> Given task
Extract all lines that hold "Shopping" from the records below.

> Supplied entries
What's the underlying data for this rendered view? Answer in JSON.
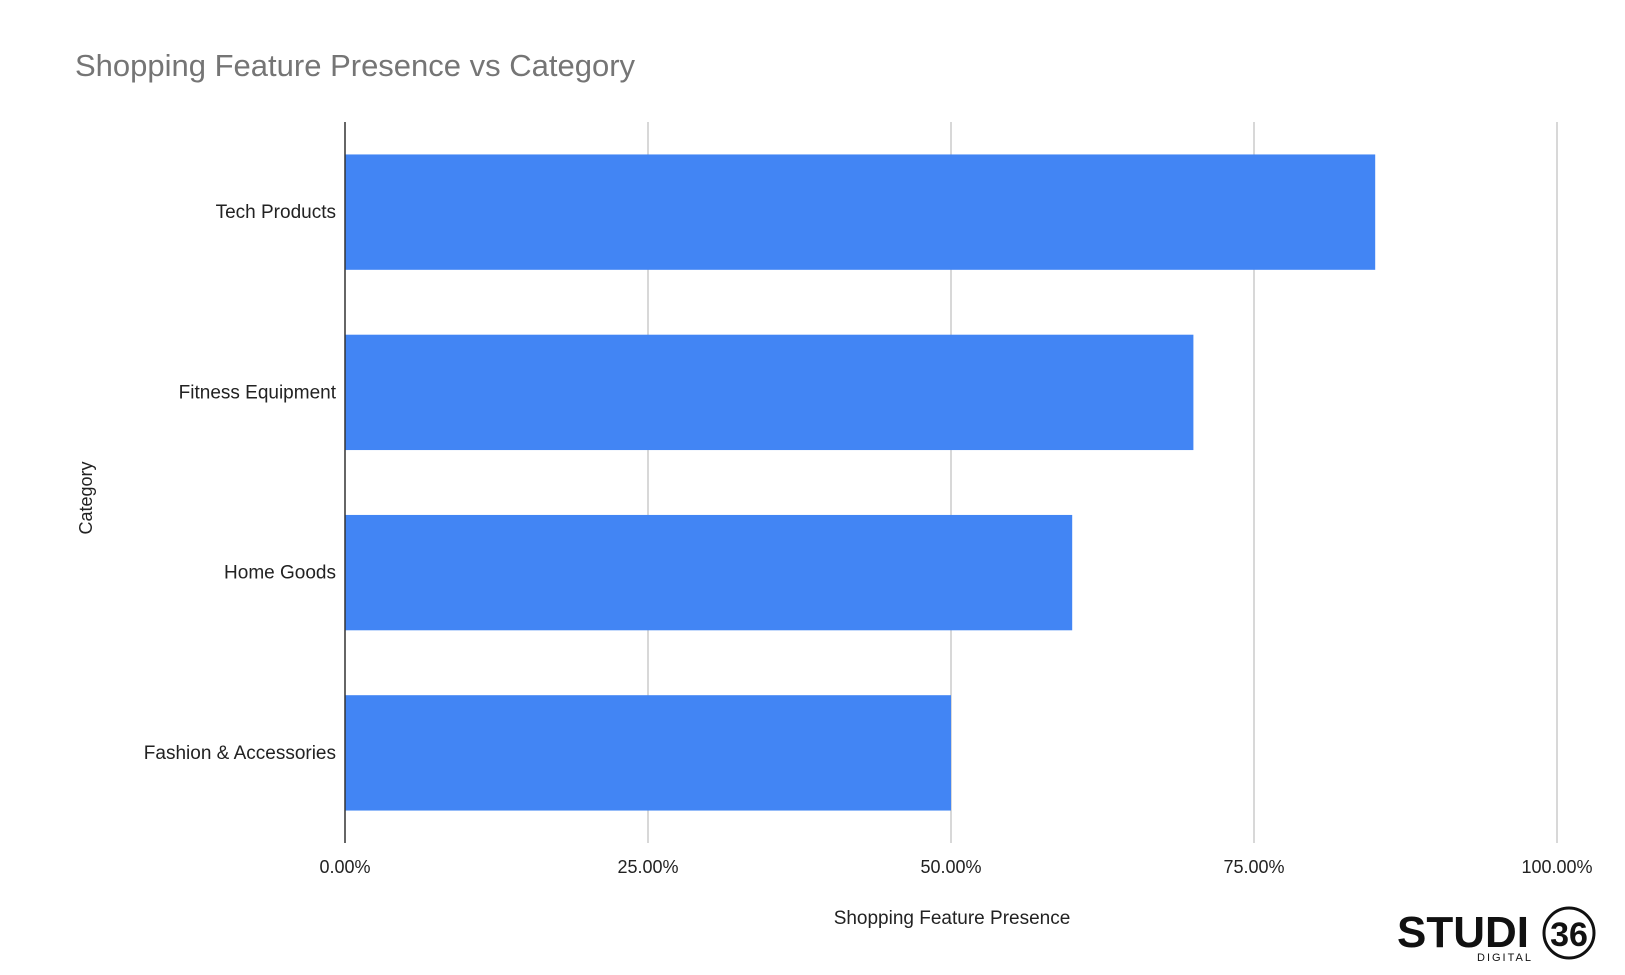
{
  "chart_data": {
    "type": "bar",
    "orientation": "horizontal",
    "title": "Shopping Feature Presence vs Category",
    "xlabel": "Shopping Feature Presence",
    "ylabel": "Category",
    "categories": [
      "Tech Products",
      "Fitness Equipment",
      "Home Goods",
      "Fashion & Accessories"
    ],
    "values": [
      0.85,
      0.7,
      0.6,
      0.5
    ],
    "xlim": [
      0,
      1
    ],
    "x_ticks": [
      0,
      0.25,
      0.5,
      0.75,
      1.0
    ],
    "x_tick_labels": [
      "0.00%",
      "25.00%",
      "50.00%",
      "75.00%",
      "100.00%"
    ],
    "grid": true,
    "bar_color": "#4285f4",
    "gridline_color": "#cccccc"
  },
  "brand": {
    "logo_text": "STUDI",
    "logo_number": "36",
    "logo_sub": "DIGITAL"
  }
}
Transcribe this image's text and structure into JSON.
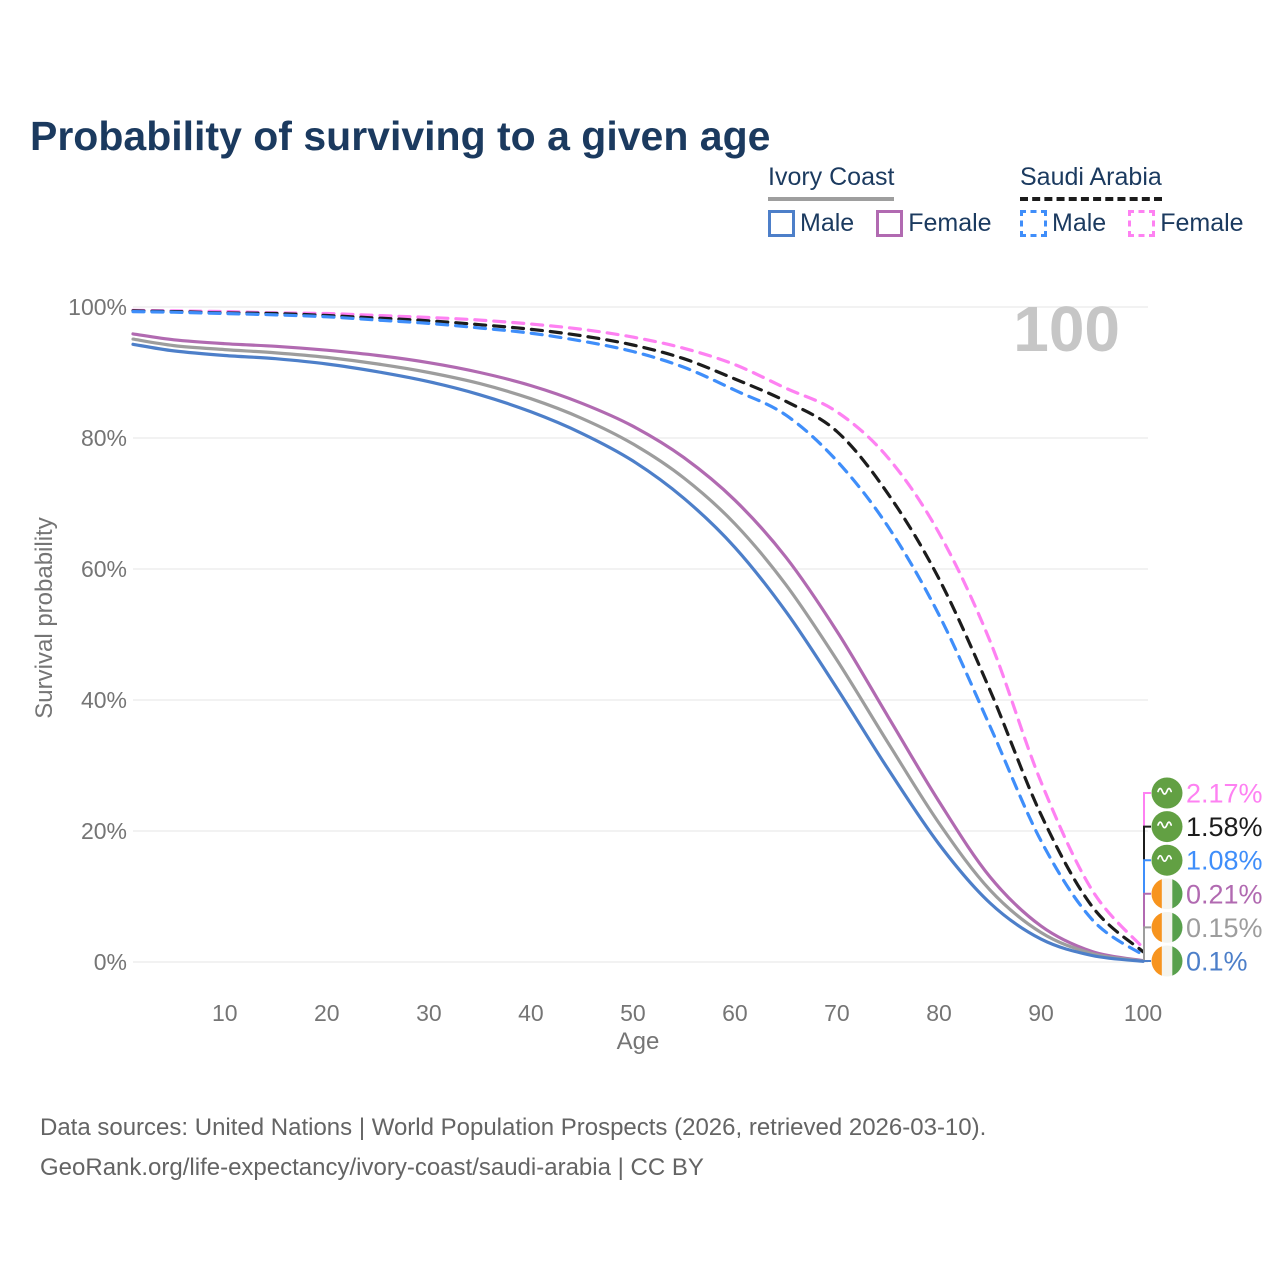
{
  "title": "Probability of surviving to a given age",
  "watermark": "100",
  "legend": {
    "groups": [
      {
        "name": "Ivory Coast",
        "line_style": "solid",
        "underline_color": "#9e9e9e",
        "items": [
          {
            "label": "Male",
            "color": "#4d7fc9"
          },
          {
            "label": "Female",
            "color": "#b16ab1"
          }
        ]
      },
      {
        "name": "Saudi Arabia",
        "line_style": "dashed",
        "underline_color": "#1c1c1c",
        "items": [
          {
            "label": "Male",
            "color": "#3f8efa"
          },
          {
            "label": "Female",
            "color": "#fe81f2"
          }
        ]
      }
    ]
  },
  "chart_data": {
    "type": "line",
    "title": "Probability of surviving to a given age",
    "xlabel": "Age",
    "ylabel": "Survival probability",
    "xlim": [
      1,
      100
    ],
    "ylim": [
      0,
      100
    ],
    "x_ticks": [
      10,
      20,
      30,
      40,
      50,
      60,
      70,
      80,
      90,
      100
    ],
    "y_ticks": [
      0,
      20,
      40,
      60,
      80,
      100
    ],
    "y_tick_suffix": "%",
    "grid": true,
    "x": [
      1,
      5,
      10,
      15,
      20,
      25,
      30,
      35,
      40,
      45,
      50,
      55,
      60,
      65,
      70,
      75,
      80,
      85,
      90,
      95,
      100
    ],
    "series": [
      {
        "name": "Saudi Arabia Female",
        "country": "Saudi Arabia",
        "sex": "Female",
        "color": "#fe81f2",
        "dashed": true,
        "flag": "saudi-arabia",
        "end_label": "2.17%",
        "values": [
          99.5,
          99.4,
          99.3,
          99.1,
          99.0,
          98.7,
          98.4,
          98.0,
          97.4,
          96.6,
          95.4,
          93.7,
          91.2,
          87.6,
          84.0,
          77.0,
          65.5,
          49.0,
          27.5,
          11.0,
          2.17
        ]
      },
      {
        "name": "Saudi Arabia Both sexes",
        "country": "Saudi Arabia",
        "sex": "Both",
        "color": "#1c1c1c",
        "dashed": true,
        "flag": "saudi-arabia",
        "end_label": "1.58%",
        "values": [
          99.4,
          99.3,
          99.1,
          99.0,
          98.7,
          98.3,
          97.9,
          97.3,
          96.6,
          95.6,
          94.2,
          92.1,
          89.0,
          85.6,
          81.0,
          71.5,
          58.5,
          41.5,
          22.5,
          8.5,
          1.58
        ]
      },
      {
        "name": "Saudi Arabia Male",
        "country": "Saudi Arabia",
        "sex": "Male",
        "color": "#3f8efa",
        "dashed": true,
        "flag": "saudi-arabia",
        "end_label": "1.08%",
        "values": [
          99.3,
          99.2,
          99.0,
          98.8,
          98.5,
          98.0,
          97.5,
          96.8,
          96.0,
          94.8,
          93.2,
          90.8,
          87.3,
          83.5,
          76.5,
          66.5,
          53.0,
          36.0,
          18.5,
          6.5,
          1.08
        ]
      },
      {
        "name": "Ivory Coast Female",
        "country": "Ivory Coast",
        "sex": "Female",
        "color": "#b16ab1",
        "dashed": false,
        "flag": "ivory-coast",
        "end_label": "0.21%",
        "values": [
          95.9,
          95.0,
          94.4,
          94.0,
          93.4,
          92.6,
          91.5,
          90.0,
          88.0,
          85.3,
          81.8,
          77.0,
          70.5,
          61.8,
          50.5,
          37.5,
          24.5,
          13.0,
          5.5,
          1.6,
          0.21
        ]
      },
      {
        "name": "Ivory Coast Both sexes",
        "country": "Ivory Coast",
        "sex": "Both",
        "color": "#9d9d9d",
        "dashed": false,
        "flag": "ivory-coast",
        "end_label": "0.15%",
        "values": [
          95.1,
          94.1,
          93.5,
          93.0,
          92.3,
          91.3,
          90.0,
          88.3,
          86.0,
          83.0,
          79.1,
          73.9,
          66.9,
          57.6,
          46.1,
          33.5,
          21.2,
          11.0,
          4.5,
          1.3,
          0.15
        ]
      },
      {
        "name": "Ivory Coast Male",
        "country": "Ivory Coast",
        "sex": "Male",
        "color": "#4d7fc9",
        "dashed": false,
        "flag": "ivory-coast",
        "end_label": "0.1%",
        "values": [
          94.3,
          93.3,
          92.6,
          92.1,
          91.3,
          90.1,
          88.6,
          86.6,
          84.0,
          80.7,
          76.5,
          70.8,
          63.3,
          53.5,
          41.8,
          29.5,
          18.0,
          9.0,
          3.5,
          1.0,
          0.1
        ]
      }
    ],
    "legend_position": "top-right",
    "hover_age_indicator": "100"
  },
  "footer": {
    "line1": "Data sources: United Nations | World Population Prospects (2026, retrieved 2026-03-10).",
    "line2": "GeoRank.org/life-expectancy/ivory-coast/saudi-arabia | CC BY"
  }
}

> Answer for the task
    "title": "Shopping Feature Presence vs Category",
    "xlabel": "Shopping Feature Presence",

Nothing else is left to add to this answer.